▶ AIM OF THE TASK
Lines containing the word "rights" need to be counted. Please reply with how many there are, and nothing else.

▶ DATASET ROWS
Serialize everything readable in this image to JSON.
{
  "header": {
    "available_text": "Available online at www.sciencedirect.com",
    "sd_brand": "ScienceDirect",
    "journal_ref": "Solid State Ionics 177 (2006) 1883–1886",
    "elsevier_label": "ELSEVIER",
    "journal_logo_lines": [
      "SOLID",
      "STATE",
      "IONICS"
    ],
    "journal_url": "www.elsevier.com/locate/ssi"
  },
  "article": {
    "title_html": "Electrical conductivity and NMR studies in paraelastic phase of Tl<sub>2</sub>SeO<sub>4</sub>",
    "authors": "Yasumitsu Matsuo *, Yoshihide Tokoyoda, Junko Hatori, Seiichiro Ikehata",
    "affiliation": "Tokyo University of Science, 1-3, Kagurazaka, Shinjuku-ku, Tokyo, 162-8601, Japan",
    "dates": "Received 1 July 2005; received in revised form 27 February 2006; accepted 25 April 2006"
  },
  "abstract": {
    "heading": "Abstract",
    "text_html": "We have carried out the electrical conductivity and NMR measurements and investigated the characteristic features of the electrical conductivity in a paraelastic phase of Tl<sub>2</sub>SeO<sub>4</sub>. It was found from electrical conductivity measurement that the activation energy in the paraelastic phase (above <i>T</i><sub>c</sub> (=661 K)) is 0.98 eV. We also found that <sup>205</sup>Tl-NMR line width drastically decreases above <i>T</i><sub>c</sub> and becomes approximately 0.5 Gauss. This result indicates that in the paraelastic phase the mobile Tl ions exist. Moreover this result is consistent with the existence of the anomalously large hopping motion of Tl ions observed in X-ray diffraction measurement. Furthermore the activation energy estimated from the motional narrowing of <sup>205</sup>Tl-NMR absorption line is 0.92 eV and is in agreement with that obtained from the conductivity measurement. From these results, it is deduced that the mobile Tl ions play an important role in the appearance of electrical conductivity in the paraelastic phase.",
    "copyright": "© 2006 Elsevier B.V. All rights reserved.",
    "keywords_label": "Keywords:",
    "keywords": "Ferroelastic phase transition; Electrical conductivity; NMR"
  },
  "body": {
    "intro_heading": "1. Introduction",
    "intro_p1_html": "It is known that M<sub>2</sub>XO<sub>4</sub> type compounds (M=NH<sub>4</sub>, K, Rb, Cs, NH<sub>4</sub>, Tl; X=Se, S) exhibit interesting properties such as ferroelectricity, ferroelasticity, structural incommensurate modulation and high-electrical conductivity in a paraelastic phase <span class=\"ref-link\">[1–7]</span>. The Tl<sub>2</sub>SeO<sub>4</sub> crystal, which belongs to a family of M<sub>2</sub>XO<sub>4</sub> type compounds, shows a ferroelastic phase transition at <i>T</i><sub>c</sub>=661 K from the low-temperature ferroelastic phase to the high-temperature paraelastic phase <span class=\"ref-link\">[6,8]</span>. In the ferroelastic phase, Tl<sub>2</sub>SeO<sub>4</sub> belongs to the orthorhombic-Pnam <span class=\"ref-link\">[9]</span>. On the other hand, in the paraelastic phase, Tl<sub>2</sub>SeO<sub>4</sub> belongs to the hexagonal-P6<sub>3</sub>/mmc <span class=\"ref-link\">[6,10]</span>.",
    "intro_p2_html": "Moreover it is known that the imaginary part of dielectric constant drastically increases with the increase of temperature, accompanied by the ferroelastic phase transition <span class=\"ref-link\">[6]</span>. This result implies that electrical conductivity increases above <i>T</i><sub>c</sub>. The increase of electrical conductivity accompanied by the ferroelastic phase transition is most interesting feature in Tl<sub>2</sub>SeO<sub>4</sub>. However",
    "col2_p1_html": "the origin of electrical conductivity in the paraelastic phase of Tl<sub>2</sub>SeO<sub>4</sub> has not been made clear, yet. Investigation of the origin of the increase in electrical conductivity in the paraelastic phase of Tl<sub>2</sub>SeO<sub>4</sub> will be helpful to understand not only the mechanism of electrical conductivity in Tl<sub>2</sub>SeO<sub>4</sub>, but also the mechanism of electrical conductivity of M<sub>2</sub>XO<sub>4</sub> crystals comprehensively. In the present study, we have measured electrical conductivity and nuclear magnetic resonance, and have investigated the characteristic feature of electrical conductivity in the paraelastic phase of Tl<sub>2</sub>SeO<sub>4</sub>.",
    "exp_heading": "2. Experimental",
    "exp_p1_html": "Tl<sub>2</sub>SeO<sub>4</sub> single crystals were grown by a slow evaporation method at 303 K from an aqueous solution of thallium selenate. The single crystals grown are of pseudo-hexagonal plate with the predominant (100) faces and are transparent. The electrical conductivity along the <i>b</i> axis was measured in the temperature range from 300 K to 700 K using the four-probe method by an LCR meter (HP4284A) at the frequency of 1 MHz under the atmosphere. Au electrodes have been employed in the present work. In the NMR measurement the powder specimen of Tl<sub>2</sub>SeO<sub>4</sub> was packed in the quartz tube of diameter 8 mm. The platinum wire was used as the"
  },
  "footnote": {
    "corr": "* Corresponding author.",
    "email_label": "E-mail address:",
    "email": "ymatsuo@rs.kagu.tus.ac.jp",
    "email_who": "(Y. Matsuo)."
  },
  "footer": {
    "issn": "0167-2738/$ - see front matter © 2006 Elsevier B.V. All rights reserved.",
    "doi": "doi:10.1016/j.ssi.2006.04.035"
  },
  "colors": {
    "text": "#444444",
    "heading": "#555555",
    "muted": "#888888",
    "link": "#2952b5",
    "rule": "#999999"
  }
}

▶ THE SOLUTION
2